--- Required task ---
Write only the number of lines holding the string "Price".

--- Recorded information ---
— Start —

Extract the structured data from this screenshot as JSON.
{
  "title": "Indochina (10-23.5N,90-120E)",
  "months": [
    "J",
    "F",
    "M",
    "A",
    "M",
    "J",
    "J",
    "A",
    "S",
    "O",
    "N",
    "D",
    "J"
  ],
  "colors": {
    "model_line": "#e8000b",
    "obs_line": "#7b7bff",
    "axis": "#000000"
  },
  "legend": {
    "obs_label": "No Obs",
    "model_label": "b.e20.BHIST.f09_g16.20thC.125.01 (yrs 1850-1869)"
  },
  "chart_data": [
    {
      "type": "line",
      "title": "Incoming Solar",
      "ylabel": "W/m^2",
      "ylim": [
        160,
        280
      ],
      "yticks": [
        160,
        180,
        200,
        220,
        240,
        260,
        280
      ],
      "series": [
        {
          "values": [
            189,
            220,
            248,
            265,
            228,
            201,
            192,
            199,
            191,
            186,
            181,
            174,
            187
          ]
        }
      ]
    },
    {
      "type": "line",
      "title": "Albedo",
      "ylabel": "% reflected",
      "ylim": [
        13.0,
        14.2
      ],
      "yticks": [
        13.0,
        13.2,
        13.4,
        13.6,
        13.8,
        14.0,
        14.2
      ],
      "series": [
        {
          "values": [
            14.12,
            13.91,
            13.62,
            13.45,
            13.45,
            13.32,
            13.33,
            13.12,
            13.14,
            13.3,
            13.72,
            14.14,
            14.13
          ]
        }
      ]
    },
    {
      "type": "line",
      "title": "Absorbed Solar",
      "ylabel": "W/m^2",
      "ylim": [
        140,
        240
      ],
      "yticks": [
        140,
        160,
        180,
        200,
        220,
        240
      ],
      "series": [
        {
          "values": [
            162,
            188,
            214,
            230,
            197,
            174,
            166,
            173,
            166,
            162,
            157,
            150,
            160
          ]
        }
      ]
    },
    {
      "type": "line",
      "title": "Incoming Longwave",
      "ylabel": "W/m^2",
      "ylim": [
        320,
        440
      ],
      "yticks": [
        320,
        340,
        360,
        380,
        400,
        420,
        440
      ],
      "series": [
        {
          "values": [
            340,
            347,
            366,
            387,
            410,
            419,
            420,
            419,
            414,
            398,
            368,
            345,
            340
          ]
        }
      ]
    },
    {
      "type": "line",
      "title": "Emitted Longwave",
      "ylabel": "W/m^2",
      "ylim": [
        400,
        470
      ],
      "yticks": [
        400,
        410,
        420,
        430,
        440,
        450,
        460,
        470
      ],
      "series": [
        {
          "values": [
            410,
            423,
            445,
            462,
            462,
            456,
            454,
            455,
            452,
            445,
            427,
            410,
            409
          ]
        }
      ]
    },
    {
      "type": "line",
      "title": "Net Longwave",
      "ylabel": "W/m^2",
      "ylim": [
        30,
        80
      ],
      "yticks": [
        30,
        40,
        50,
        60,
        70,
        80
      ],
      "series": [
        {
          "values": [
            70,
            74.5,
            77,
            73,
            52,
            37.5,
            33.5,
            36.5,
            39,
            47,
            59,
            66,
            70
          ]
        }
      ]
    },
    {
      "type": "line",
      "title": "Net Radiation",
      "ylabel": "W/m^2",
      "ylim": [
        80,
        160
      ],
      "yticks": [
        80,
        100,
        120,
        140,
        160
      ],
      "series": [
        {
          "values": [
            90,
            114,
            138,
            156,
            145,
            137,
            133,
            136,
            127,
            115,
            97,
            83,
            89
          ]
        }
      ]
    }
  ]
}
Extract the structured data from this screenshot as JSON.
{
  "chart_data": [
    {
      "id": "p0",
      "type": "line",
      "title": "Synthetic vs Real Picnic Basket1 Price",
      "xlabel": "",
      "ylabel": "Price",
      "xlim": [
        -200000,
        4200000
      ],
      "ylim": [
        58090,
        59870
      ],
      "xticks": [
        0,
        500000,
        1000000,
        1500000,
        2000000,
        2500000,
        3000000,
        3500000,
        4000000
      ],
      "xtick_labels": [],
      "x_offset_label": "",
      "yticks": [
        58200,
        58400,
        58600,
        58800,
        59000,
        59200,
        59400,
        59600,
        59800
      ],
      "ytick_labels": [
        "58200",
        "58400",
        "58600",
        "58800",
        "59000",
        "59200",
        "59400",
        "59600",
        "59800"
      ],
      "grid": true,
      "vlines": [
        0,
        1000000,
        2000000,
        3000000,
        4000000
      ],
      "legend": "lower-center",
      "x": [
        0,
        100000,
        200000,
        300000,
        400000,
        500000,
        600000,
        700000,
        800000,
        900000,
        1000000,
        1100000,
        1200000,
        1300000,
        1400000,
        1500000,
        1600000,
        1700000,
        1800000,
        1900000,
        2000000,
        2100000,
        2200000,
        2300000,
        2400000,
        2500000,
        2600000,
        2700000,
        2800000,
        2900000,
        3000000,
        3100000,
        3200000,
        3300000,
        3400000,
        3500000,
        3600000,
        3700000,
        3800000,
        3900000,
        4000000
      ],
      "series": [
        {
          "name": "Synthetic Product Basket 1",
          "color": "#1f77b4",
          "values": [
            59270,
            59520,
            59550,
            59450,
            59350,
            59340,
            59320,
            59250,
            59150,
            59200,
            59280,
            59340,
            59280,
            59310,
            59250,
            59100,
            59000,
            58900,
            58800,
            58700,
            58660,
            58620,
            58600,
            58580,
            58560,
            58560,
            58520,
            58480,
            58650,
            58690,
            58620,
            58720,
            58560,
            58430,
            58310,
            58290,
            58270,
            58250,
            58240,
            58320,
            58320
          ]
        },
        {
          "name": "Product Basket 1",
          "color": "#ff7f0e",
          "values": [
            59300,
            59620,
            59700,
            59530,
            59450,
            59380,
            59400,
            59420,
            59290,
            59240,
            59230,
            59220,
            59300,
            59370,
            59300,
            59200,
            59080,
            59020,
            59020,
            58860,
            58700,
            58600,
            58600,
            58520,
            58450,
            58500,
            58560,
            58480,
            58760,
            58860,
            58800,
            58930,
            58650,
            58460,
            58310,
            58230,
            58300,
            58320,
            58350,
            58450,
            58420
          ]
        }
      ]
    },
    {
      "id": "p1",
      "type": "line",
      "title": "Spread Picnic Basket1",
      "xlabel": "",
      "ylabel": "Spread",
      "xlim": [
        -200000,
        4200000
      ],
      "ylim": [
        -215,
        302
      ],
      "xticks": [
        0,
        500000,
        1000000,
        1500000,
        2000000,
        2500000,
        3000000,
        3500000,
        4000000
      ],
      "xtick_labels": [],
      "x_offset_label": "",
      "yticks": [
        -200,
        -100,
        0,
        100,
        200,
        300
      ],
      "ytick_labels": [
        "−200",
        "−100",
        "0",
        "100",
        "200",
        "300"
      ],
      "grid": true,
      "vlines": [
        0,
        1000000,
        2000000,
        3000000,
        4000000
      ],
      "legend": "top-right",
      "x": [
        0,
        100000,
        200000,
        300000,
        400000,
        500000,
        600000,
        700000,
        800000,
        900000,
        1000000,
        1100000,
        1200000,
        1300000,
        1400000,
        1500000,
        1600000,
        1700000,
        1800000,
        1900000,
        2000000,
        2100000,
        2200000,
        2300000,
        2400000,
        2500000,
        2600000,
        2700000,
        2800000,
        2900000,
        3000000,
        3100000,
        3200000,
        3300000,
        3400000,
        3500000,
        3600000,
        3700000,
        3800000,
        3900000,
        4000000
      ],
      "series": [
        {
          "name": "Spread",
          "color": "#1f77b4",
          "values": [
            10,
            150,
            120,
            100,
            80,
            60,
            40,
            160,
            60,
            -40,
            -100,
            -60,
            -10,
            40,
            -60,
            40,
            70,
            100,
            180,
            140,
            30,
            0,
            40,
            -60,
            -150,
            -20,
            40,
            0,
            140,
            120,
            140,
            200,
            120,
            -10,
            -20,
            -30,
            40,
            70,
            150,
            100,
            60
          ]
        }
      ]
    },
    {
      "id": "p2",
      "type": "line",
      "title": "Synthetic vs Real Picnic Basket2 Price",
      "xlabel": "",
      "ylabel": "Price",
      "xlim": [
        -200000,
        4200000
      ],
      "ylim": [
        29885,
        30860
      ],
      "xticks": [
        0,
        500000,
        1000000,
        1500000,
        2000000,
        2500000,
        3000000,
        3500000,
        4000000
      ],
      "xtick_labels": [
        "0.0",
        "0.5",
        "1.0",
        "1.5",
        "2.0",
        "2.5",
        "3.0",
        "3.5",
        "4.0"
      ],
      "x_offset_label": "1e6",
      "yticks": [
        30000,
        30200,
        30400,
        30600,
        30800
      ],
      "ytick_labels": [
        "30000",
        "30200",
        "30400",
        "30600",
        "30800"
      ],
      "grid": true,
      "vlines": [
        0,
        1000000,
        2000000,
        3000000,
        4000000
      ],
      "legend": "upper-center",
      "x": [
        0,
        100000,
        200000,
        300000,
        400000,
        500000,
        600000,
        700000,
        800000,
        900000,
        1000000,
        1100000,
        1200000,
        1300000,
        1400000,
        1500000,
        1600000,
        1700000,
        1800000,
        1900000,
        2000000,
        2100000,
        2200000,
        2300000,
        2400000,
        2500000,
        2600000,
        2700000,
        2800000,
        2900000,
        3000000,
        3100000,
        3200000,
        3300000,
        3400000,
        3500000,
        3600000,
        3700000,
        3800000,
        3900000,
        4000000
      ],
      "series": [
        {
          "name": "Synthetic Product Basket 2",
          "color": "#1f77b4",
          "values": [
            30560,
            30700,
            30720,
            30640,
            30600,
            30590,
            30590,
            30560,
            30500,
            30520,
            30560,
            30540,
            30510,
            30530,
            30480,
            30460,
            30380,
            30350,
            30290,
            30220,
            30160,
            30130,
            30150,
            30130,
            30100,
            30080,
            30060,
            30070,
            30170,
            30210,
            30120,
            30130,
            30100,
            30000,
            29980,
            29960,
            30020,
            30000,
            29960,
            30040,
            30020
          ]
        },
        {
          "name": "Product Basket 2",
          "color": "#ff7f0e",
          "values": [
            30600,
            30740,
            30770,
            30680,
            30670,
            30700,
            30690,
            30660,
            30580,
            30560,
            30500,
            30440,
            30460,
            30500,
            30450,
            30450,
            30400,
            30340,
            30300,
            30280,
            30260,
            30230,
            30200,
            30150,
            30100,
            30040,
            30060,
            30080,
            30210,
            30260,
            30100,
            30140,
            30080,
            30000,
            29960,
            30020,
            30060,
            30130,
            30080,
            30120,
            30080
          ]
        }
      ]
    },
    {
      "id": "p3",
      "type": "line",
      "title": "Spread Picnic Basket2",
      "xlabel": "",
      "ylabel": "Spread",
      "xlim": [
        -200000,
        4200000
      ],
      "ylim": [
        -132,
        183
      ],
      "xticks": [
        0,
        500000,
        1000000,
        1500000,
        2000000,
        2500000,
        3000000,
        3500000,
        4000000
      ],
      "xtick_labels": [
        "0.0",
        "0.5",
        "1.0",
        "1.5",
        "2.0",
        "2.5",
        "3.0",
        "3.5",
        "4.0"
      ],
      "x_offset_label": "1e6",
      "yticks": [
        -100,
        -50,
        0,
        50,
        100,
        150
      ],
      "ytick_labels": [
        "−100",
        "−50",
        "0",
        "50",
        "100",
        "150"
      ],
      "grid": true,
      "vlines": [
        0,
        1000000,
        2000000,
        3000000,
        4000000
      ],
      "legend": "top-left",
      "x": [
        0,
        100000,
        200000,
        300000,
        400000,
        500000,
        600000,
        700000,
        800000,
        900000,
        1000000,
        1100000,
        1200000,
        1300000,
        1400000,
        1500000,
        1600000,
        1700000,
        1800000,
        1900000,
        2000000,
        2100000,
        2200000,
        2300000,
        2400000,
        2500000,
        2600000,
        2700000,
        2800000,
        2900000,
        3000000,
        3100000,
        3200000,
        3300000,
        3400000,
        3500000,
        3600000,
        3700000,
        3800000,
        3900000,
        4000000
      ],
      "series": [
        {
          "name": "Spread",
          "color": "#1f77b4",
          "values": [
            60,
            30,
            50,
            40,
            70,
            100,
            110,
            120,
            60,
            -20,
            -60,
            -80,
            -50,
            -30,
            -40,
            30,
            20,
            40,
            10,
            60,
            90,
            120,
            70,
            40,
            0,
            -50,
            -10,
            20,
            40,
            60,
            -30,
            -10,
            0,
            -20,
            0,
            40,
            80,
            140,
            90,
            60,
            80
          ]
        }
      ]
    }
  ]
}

— End —

--- The answer ---
4